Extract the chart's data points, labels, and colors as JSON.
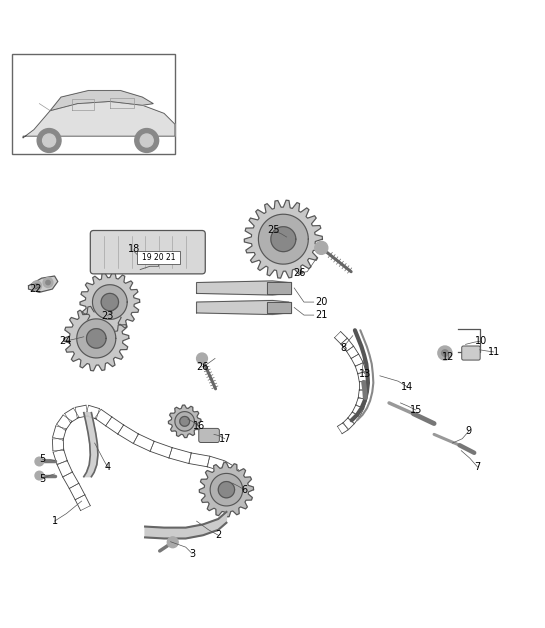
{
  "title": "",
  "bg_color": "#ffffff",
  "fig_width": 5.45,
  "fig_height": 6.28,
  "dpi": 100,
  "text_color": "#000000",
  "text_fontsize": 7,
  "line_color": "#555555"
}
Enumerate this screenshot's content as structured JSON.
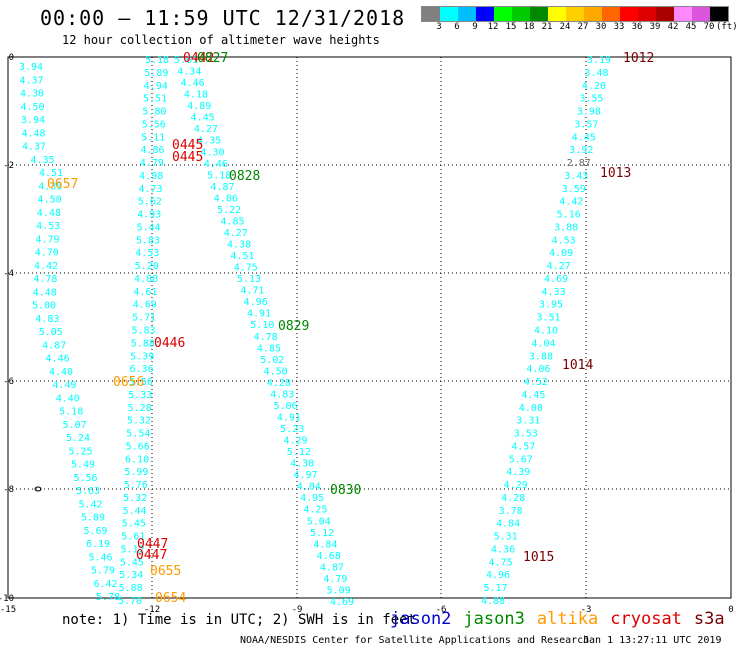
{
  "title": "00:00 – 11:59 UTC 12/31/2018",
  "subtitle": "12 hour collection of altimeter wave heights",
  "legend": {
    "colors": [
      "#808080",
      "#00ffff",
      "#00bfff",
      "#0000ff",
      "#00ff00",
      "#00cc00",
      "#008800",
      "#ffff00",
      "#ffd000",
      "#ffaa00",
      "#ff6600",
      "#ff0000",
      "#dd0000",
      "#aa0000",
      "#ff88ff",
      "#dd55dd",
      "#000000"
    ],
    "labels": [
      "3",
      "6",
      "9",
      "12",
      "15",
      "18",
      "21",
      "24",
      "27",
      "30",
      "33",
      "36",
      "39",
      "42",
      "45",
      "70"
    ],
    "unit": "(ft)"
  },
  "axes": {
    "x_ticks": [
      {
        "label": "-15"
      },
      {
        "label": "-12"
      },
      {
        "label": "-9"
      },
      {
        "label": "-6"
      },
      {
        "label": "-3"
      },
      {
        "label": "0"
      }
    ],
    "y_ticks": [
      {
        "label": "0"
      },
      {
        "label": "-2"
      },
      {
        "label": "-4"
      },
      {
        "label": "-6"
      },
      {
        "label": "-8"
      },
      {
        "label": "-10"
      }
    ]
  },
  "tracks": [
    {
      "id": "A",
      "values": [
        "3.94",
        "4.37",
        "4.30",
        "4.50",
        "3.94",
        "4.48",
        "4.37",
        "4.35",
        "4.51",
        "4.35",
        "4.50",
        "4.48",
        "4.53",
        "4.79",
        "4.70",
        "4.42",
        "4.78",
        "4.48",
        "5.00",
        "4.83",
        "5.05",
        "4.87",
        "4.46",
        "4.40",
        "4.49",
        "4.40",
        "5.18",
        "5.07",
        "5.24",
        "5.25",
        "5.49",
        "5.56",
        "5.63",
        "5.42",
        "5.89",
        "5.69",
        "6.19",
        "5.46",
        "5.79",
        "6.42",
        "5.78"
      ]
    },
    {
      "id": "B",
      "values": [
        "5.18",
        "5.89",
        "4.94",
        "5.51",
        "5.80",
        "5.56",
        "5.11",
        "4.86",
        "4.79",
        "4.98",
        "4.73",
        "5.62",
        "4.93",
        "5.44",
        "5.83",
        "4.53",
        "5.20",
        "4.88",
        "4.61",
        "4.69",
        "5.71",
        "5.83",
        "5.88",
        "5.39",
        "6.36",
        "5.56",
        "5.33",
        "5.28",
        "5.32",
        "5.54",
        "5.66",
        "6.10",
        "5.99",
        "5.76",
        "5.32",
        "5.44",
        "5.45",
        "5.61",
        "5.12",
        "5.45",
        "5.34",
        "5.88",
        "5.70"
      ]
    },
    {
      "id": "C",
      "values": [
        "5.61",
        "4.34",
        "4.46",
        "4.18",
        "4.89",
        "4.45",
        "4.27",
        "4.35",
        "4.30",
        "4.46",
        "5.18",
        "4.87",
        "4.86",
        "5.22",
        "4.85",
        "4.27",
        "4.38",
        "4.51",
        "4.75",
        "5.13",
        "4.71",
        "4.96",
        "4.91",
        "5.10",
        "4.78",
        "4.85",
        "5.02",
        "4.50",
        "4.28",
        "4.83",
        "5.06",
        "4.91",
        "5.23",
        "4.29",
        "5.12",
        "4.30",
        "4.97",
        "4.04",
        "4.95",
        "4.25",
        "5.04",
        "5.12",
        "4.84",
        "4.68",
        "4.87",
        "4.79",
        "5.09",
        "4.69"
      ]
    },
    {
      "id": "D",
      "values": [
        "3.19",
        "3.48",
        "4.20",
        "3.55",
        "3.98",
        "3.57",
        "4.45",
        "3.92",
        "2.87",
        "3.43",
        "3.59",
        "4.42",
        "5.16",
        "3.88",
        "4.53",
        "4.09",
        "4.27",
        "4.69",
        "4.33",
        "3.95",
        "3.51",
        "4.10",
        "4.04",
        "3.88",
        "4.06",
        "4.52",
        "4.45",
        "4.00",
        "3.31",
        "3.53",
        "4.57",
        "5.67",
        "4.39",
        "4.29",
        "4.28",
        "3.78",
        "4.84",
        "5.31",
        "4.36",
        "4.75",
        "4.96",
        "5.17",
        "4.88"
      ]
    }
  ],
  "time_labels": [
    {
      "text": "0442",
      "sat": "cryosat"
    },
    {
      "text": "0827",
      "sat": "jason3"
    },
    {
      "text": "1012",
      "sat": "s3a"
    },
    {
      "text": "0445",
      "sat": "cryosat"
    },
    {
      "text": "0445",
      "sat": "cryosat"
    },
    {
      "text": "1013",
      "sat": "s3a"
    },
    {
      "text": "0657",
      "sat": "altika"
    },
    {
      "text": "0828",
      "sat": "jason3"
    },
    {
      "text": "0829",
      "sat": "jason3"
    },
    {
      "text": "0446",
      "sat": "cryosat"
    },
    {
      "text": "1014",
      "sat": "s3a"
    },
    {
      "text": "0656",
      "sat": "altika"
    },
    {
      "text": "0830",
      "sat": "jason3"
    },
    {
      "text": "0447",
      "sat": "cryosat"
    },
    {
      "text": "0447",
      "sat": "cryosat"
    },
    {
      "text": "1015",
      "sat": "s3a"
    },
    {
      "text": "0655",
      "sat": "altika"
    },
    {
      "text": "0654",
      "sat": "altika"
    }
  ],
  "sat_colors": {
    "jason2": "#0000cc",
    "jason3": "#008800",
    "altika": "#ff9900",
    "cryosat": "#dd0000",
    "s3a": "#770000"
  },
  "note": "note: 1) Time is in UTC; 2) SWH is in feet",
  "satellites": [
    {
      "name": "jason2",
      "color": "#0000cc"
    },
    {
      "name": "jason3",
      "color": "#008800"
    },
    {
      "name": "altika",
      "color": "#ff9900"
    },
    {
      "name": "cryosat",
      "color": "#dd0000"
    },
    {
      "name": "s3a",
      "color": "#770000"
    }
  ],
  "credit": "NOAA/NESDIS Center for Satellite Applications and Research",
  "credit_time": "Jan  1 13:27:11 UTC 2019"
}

→ TASK GOAL: Without including any picture, repeat the data exactly.

→ SOLUTION TO THIS EXERCISE:
Extract the chart's data points, labels, and colors as JSON.
{
  "title": "",
  "bg_color": "#ffffff",
  "fig_width": 5.45,
  "fig_height": 6.28,
  "dpi": 100,
  "text_color": "#000000",
  "text_fontsize": 7,
  "line_color": "#555555"
}
Enumerate this screenshot's content as structured JSON.
{
  "title": "00:00 – 11:59 UTC 12/31/2018",
  "subtitle": "12 hour collection of altimeter wave heights",
  "legend": {
    "colors": [
      "#808080",
      "#00ffff",
      "#00bfff",
      "#0000ff",
      "#00ff00",
      "#00cc00",
      "#008800",
      "#ffff00",
      "#ffd000",
      "#ffaa00",
      "#ff6600",
      "#ff0000",
      "#dd0000",
      "#aa0000",
      "#ff88ff",
      "#dd55dd",
      "#000000"
    ],
    "labels": [
      "3",
      "6",
      "9",
      "12",
      "15",
      "18",
      "21",
      "24",
      "27",
      "30",
      "33",
      "36",
      "39",
      "42",
      "45",
      "70"
    ],
    "unit": "(ft)"
  },
  "axes": {
    "x_ticks": [
      {
        "label": "-15"
      },
      {
        "label": "-12"
      },
      {
        "label": "-9"
      },
      {
        "label": "-6"
      },
      {
        "label": "-3"
      },
      {
        "label": "0"
      }
    ],
    "y_ticks": [
      {
        "label": "0"
      },
      {
        "label": "-2"
      },
      {
        "label": "-4"
      },
      {
        "label": "-6"
      },
      {
        "label": "-8"
      },
      {
        "label": "-10"
      }
    ]
  },
  "tracks": [
    {
      "id": "A",
      "values": [
        "3.94",
        "4.37",
        "4.30",
        "4.50",
        "3.94",
        "4.48",
        "4.37",
        "4.35",
        "4.51",
        "4.35",
        "4.50",
        "4.48",
        "4.53",
        "4.79",
        "4.70",
        "4.42",
        "4.78",
        "4.48",
        "5.00",
        "4.83",
        "5.05",
        "4.87",
        "4.46",
        "4.40",
        "4.49",
        "4.40",
        "5.18",
        "5.07",
        "5.24",
        "5.25",
        "5.49",
        "5.56",
        "5.63",
        "5.42",
        "5.89",
        "5.69",
        "6.19",
        "5.46",
        "5.79",
        "6.42",
        "5.78"
      ]
    },
    {
      "id": "B",
      "values": [
        "5.18",
        "5.89",
        "4.94",
        "5.51",
        "5.80",
        "5.56",
        "5.11",
        "4.86",
        "4.79",
        "4.98",
        "4.73",
        "5.62",
        "4.93",
        "5.44",
        "5.83",
        "4.53",
        "5.20",
        "4.88",
        "4.61",
        "4.69",
        "5.71",
        "5.83",
        "5.88",
        "5.39",
        "6.36",
        "5.56",
        "5.33",
        "5.28",
        "5.32",
        "5.54",
        "5.66",
        "6.10",
        "5.99",
        "5.76",
        "5.32",
        "5.44",
        "5.45",
        "5.61",
        "5.12",
        "5.45",
        "5.34",
        "5.88",
        "5.70"
      ]
    },
    {
      "id": "C",
      "values": [
        "5.61",
        "4.34",
        "4.46",
        "4.18",
        "4.89",
        "4.45",
        "4.27",
        "4.35",
        "4.30",
        "4.46",
        "5.18",
        "4.87",
        "4.86",
        "5.22",
        "4.85",
        "4.27",
        "4.38",
        "4.51",
        "4.75",
        "5.13",
        "4.71",
        "4.96",
        "4.91",
        "5.10",
        "4.78",
        "4.85",
        "5.02",
        "4.50",
        "4.28",
        "4.83",
        "5.06",
        "4.91",
        "5.23",
        "4.29",
        "5.12",
        "4.30",
        "4.97",
        "4.04",
        "4.95",
        "4.25",
        "5.04",
        "5.12",
        "4.84",
        "4.68",
        "4.87",
        "4.79",
        "5.09",
        "4.69"
      ]
    },
    {
      "id": "D",
      "values": [
        "3.19",
        "3.48",
        "4.20",
        "3.55",
        "3.98",
        "3.57",
        "4.45",
        "3.92",
        "2.87",
        "3.43",
        "3.59",
        "4.42",
        "5.16",
        "3.88",
        "4.53",
        "4.09",
        "4.27",
        "4.69",
        "4.33",
        "3.95",
        "3.51",
        "4.10",
        "4.04",
        "3.88",
        "4.06",
        "4.52",
        "4.45",
        "4.00",
        "3.31",
        "3.53",
        "4.57",
        "5.67",
        "4.39",
        "4.29",
        "4.28",
        "3.78",
        "4.84",
        "5.31",
        "4.36",
        "4.75",
        "4.96",
        "5.17",
        "4.88"
      ]
    }
  ],
  "time_labels": [
    {
      "text": "0442",
      "sat": "cryosat"
    },
    {
      "text": "0827",
      "sat": "jason3"
    },
    {
      "text": "1012",
      "sat": "s3a"
    },
    {
      "text": "0445",
      "sat": "cryosat"
    },
    {
      "text": "0445",
      "sat": "cryosat"
    },
    {
      "text": "1013",
      "sat": "s3a"
    },
    {
      "text": "0657",
      "sat": "altika"
    },
    {
      "text": "0828",
      "sat": "jason3"
    },
    {
      "text": "0829",
      "sat": "jason3"
    },
    {
      "text": "0446",
      "sat": "cryosat"
    },
    {
      "text": "1014",
      "sat": "s3a"
    },
    {
      "text": "0656",
      "sat": "altika"
    },
    {
      "text": "0830",
      "sat": "jason3"
    },
    {
      "text": "0447",
      "sat": "cryosat"
    },
    {
      "text": "0447",
      "sat": "cryosat"
    },
    {
      "text": "1015",
      "sat": "s3a"
    },
    {
      "text": "0655",
      "sat": "altika"
    },
    {
      "text": "0654",
      "sat": "altika"
    }
  ],
  "sat_colors": {
    "jason2": "#0000cc",
    "jason3": "#008800",
    "altika": "#ff9900",
    "cryosat": "#dd0000",
    "s3a": "#770000"
  },
  "note": "note: 1) Time is in UTC; 2) SWH is in feet",
  "satellites": [
    {
      "name": "jason2",
      "color": "#0000cc"
    },
    {
      "name": "jason3",
      "color": "#008800"
    },
    {
      "name": "altika",
      "color": "#ff9900"
    },
    {
      "name": "cryosat",
      "color": "#dd0000"
    },
    {
      "name": "s3a",
      "color": "#770000"
    }
  ],
  "credit": "NOAA/NESDIS Center for Satellite Applications and Research",
  "credit_time": "Jan  1 13:27:11 UTC 2019"
}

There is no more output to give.